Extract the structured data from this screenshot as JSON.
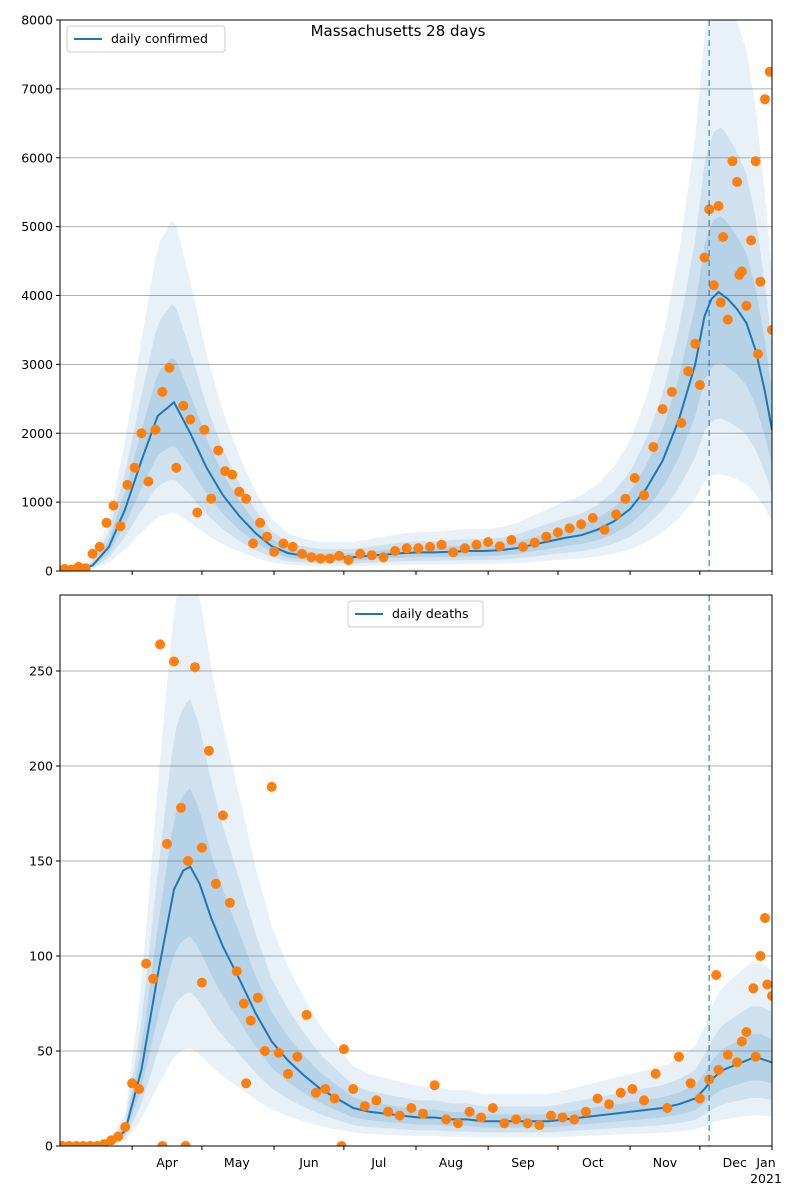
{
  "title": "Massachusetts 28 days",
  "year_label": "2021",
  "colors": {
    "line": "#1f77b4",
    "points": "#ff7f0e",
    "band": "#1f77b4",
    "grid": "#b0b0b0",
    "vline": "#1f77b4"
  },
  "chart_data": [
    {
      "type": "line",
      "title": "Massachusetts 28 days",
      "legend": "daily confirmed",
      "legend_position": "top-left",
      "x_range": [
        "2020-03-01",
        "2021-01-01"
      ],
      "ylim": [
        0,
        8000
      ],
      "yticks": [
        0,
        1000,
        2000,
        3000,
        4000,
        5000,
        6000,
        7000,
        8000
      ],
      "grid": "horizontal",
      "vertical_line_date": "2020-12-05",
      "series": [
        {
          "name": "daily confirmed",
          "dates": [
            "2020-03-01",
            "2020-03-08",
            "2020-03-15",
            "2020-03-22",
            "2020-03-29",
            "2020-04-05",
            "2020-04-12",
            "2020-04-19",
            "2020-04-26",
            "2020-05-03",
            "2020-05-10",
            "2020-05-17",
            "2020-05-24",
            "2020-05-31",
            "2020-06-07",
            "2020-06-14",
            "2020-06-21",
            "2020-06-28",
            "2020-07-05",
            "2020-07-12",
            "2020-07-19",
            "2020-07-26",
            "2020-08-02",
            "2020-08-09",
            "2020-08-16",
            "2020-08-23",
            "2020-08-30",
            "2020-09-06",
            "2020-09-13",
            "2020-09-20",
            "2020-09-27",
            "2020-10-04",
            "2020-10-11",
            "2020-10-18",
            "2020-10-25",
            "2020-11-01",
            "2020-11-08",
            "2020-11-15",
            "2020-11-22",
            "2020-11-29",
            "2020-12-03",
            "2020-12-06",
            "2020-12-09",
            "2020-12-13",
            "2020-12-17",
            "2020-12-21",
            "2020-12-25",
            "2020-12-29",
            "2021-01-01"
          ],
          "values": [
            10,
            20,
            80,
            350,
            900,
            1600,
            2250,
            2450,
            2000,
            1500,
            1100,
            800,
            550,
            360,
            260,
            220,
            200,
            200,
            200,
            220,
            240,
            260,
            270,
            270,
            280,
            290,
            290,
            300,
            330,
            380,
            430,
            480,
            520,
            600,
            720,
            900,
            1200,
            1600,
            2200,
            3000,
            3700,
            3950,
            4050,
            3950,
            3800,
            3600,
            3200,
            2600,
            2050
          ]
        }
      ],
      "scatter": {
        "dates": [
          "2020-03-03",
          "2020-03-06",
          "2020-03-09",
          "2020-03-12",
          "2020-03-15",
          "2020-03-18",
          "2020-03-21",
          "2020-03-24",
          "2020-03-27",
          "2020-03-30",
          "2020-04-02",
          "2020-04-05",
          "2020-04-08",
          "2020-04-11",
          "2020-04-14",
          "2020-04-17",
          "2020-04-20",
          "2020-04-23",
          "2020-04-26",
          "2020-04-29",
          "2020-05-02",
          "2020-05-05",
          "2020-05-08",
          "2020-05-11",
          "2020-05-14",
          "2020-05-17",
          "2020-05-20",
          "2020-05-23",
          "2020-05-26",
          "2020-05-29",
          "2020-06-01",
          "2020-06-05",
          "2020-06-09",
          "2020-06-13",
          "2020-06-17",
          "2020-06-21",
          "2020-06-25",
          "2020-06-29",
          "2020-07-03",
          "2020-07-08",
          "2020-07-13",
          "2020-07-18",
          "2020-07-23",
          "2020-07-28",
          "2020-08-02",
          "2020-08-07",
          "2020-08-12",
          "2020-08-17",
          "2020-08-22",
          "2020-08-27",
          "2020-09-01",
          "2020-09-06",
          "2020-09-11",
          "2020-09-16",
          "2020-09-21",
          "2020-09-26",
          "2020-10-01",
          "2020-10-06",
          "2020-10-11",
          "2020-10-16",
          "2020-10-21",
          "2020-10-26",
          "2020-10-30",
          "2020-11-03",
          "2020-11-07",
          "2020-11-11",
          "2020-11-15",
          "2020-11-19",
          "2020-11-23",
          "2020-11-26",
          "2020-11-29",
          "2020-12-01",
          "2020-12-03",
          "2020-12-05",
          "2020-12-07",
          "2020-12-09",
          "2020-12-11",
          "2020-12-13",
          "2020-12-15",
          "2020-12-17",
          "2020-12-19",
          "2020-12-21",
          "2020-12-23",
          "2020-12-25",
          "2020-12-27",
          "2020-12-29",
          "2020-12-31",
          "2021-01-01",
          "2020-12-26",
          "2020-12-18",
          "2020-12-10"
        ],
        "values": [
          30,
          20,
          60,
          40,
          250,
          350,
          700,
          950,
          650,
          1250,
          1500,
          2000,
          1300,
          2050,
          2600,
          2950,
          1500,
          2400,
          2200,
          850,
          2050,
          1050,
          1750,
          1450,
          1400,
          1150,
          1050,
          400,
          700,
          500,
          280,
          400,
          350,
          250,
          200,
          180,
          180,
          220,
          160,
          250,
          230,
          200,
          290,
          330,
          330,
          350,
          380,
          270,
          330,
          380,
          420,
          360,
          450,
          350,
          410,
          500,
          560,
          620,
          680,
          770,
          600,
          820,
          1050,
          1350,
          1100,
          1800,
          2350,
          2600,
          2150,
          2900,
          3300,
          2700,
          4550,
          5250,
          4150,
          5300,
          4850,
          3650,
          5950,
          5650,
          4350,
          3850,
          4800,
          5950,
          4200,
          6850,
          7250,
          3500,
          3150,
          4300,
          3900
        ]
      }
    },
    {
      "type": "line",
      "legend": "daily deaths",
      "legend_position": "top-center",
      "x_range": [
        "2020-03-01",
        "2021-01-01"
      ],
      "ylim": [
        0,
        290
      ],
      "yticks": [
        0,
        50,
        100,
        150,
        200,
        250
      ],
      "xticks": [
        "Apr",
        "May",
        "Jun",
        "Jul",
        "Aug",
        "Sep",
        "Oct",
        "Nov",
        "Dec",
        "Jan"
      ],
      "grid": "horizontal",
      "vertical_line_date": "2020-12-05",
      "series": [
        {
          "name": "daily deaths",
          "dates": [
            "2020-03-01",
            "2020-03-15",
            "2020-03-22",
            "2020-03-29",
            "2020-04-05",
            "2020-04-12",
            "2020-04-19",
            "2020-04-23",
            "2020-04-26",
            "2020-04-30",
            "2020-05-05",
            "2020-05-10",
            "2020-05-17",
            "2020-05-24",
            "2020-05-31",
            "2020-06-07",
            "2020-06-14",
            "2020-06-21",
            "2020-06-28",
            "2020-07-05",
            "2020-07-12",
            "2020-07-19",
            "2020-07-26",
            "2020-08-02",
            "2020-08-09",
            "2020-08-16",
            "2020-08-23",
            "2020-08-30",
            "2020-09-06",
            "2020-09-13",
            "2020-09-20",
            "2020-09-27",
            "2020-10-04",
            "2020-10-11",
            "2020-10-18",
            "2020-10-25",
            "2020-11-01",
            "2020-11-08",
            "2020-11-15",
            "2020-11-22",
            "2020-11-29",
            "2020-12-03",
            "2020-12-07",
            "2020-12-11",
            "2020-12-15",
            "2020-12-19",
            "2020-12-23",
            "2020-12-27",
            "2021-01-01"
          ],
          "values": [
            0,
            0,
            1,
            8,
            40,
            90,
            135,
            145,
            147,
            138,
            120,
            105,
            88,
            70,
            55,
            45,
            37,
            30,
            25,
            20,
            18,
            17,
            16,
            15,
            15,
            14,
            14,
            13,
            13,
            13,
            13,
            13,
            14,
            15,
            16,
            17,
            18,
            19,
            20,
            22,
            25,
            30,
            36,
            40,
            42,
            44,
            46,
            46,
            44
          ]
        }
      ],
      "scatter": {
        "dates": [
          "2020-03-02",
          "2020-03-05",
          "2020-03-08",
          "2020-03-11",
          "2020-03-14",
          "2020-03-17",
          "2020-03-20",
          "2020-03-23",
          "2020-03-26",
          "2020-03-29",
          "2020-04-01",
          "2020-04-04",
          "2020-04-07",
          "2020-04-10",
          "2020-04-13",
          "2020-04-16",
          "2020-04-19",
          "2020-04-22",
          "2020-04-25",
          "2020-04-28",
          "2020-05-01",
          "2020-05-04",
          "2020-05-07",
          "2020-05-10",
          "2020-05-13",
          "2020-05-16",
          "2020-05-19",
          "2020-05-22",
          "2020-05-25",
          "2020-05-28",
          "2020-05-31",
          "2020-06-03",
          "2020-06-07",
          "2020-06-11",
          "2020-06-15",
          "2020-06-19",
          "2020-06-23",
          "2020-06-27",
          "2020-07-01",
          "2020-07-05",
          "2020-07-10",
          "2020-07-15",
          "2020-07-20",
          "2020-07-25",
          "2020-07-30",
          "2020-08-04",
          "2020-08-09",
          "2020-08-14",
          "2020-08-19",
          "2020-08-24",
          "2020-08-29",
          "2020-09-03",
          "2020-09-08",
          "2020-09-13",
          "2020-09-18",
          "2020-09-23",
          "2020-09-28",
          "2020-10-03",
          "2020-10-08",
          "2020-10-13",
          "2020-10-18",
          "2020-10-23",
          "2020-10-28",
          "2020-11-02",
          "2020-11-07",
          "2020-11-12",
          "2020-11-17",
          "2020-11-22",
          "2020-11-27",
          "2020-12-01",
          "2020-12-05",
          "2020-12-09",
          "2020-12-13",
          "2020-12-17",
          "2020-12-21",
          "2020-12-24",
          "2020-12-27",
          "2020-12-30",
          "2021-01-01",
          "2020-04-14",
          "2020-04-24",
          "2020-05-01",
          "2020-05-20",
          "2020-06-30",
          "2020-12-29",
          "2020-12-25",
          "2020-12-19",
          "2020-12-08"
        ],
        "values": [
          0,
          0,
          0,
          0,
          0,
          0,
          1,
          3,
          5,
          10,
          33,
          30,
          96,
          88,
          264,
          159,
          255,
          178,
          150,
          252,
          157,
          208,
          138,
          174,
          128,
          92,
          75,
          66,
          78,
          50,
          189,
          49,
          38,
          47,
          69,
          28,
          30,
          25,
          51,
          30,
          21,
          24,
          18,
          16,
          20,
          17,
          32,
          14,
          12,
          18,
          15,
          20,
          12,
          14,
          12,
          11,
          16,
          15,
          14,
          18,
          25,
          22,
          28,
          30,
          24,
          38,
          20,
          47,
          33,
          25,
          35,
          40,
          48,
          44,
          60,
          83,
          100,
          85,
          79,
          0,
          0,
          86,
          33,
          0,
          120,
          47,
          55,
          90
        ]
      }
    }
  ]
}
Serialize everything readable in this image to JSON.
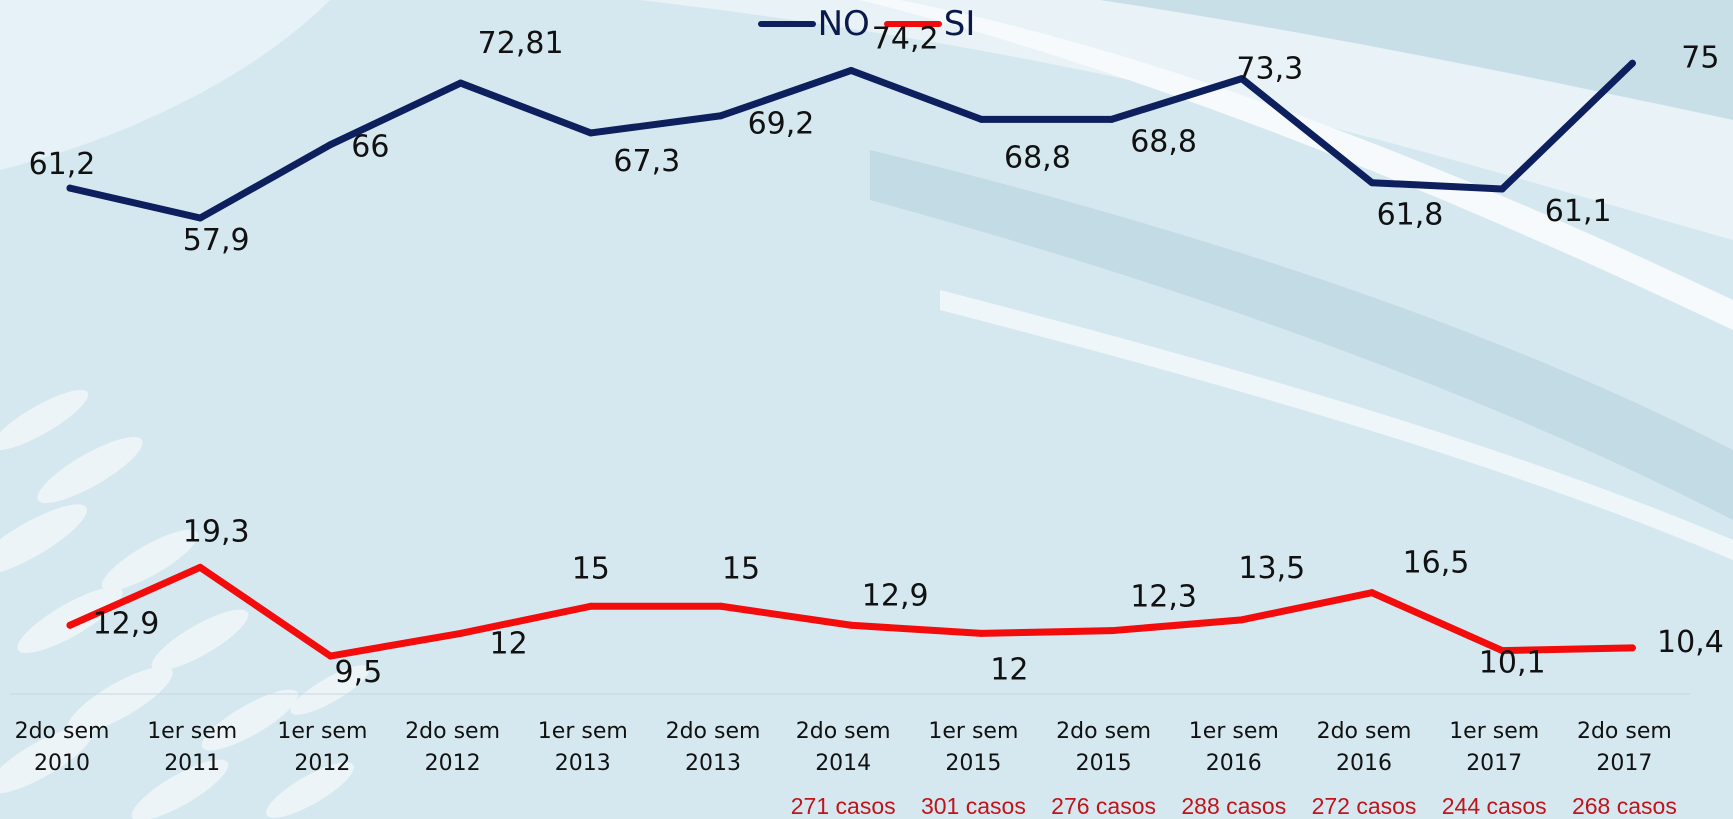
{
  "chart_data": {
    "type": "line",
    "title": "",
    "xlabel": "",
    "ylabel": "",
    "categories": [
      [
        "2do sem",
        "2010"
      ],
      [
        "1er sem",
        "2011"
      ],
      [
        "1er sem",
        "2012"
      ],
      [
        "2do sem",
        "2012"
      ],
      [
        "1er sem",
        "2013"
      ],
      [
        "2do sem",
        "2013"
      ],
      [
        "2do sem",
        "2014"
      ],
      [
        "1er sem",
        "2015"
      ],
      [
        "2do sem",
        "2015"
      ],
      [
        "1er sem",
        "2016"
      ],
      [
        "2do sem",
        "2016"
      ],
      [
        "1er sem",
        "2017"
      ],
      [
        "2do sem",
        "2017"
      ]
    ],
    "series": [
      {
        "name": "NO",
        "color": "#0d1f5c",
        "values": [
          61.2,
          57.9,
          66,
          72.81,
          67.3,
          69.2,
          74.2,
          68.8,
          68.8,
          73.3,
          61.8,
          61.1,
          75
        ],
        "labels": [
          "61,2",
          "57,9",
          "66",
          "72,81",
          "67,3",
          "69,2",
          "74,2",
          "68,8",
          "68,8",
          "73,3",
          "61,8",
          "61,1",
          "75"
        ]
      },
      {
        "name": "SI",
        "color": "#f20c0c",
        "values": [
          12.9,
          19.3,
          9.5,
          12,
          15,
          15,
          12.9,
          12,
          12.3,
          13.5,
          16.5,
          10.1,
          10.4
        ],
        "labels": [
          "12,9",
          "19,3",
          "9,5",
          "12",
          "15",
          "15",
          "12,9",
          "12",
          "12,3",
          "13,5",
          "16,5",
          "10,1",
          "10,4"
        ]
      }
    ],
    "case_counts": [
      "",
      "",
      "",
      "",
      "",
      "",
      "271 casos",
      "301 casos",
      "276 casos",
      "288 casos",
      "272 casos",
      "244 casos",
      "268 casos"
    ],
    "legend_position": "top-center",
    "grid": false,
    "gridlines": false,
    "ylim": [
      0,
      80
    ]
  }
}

[Task to complete]: Take only the line containing "Serialize everything readable" and every line after it to the end of the entries, and copy them exactly, pictures excluded.

[Expected answer]:
Serialize everything readable in this image to JSON.
{
  "chart_data": {
    "type": "line",
    "title": "",
    "xlabel": "",
    "ylabel": "",
    "categories": [
      [
        "2do sem",
        "2010"
      ],
      [
        "1er sem",
        "2011"
      ],
      [
        "1er sem",
        "2012"
      ],
      [
        "2do sem",
        "2012"
      ],
      [
        "1er sem",
        "2013"
      ],
      [
        "2do sem",
        "2013"
      ],
      [
        "2do sem",
        "2014"
      ],
      [
        "1er sem",
        "2015"
      ],
      [
        "2do sem",
        "2015"
      ],
      [
        "1er sem",
        "2016"
      ],
      [
        "2do sem",
        "2016"
      ],
      [
        "1er sem",
        "2017"
      ],
      [
        "2do sem",
        "2017"
      ]
    ],
    "series": [
      {
        "name": "NO",
        "color": "#0d1f5c",
        "values": [
          61.2,
          57.9,
          66,
          72.81,
          67.3,
          69.2,
          74.2,
          68.8,
          68.8,
          73.3,
          61.8,
          61.1,
          75
        ],
        "labels": [
          "61,2",
          "57,9",
          "66",
          "72,81",
          "67,3",
          "69,2",
          "74,2",
          "68,8",
          "68,8",
          "73,3",
          "61,8",
          "61,1",
          "75"
        ]
      },
      {
        "name": "SI",
        "color": "#f20c0c",
        "values": [
          12.9,
          19.3,
          9.5,
          12,
          15,
          15,
          12.9,
          12,
          12.3,
          13.5,
          16.5,
          10.1,
          10.4
        ],
        "labels": [
          "12,9",
          "19,3",
          "9,5",
          "12",
          "15",
          "15",
          "12,9",
          "12",
          "12,3",
          "13,5",
          "16,5",
          "10,1",
          "10,4"
        ]
      }
    ],
    "case_counts": [
      "",
      "",
      "",
      "",
      "",
      "",
      "271 casos",
      "301 casos",
      "276 casos",
      "288 casos",
      "272 casos",
      "244 casos",
      "268 casos"
    ],
    "legend_position": "top-center",
    "grid": false,
    "gridlines": false,
    "ylim": [
      0,
      80
    ]
  }
}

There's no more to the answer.